What is needed
Copy out, from the entries below, each line holding the string "shape".

— Start —

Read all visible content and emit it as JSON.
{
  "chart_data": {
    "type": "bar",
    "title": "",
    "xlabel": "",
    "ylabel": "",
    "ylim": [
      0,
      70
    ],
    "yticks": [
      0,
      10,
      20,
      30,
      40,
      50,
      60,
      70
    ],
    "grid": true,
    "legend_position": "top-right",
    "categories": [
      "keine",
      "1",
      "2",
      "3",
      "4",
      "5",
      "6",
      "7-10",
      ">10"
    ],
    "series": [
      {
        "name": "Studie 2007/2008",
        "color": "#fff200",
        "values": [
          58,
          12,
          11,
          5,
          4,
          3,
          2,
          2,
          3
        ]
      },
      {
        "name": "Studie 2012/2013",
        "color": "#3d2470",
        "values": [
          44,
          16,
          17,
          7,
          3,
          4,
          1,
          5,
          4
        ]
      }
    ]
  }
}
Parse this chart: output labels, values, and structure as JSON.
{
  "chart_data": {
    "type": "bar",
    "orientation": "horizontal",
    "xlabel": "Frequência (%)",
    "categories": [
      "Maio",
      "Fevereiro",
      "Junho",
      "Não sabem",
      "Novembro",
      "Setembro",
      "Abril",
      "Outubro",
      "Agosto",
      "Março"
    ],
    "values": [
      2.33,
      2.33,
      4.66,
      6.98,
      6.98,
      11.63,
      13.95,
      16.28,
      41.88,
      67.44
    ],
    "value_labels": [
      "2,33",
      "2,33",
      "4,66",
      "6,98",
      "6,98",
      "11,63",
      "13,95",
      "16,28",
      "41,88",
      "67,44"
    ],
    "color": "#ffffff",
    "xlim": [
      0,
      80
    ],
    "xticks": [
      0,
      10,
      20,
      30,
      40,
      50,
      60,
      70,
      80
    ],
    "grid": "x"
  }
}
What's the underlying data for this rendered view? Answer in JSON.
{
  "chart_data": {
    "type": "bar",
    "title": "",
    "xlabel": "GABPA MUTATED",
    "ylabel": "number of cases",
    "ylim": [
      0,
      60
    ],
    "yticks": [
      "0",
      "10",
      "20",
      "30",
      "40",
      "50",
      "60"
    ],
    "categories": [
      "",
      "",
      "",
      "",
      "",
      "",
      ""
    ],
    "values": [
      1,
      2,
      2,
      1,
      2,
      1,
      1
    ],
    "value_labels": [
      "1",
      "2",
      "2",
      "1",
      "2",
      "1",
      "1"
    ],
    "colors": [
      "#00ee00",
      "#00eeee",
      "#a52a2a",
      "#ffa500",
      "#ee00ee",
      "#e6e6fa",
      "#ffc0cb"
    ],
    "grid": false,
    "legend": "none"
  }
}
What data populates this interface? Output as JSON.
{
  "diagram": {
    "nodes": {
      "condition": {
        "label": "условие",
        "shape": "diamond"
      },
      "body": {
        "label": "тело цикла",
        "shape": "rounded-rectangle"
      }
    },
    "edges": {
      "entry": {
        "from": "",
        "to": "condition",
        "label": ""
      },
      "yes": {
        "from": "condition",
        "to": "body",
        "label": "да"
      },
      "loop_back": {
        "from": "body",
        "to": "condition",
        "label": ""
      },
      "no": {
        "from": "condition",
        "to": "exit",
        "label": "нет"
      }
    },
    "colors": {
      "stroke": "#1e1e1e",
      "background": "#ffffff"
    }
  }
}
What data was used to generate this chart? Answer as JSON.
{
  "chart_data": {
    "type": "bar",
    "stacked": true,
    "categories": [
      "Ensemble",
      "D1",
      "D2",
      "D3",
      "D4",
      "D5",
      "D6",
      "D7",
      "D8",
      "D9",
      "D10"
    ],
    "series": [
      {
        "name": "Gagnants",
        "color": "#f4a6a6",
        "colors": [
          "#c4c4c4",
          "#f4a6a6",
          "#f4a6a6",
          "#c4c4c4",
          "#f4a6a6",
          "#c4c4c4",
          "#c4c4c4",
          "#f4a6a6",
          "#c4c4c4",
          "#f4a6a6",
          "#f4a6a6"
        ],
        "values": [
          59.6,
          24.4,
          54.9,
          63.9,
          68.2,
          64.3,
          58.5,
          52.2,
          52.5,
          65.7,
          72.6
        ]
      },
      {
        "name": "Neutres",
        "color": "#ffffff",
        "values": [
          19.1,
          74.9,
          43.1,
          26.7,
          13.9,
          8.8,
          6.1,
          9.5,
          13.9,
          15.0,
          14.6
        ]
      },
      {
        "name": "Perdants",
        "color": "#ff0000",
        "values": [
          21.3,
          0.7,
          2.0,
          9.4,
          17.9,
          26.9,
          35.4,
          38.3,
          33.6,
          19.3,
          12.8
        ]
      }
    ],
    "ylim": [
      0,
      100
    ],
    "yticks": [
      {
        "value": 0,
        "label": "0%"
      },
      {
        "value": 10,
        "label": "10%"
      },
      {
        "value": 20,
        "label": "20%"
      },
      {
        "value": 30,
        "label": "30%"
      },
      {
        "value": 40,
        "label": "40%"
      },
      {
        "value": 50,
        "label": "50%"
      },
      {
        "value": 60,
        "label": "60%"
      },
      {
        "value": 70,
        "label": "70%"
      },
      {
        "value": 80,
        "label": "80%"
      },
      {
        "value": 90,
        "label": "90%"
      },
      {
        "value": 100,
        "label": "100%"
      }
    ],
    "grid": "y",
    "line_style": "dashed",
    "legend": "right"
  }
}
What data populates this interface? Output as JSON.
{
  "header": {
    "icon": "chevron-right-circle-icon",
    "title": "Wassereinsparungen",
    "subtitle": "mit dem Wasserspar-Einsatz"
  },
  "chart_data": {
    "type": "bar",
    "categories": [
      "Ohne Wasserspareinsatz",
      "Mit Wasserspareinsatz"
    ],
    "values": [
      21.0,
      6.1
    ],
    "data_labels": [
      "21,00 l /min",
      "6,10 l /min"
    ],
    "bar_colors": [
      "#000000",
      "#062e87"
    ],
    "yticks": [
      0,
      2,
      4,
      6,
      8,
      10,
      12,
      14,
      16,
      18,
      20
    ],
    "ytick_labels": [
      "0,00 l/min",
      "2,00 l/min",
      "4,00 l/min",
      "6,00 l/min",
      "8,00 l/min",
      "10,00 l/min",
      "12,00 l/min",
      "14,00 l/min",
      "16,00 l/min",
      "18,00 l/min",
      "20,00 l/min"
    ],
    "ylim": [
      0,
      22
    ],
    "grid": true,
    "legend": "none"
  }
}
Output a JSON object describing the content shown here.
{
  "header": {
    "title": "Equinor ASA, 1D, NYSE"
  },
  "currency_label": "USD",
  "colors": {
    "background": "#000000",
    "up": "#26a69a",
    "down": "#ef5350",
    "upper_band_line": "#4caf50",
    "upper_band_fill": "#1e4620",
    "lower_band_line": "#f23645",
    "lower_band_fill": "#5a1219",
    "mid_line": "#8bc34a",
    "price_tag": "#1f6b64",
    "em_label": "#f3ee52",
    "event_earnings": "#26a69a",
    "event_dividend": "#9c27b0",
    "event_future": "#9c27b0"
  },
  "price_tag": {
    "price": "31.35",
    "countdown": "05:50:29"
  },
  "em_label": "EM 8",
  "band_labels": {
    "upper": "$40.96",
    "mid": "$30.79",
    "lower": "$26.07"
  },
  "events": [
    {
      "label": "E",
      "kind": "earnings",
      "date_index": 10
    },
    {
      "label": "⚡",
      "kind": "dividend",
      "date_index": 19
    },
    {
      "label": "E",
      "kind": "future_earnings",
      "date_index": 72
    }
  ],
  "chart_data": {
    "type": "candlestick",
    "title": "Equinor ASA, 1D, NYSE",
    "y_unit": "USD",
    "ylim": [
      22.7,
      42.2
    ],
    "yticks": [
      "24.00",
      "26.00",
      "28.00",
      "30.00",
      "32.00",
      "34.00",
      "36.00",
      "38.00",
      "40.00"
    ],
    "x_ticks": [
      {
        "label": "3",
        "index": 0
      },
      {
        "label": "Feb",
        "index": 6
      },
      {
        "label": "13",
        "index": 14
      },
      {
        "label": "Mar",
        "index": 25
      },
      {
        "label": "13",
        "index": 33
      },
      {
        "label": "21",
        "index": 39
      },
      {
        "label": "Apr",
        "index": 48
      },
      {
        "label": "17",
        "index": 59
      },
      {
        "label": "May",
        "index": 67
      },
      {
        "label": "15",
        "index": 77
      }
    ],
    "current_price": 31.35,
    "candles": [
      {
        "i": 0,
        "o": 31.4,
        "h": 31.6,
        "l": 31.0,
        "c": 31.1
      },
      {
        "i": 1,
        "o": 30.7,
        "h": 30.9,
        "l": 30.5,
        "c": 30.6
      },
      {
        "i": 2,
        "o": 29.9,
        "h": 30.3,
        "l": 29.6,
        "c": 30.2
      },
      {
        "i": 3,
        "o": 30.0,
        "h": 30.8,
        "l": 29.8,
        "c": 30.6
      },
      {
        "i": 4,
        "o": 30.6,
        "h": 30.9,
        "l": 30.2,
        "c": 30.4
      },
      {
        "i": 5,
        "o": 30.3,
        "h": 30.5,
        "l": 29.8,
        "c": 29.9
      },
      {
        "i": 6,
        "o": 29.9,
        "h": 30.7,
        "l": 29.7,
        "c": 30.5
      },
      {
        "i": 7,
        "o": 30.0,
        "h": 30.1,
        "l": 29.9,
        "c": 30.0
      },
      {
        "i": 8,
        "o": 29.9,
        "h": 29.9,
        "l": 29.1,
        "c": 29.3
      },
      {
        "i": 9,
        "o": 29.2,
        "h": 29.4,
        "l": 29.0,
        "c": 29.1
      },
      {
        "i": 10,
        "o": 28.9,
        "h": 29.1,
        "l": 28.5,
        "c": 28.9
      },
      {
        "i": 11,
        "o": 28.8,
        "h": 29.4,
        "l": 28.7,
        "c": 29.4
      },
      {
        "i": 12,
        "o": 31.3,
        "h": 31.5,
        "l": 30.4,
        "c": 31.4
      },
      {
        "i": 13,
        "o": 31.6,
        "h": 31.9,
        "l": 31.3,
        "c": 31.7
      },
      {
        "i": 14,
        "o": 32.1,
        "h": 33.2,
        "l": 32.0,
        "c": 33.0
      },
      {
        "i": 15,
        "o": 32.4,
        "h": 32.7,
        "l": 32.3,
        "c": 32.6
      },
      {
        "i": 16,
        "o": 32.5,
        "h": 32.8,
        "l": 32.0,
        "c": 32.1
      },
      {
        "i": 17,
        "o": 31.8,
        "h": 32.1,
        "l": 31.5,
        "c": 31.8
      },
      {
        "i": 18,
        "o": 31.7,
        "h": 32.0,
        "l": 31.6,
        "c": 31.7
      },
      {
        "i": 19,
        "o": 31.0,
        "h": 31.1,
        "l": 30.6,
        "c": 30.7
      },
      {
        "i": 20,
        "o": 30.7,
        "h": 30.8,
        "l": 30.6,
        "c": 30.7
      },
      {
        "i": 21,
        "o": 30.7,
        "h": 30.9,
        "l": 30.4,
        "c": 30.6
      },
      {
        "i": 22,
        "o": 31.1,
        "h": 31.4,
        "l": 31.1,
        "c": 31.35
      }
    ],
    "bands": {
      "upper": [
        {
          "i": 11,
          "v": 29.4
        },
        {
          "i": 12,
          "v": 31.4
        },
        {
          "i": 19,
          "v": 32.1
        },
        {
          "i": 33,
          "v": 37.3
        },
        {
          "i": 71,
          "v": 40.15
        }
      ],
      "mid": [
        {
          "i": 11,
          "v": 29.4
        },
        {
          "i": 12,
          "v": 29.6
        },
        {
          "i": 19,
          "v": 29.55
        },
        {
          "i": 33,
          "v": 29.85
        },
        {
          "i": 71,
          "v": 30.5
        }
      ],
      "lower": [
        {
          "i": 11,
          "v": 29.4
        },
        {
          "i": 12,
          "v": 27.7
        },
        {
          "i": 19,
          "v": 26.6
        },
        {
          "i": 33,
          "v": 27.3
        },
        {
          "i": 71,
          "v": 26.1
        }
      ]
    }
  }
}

— End —

In response
        "shape": "diamond"
        "shape": "rounded-rectangle"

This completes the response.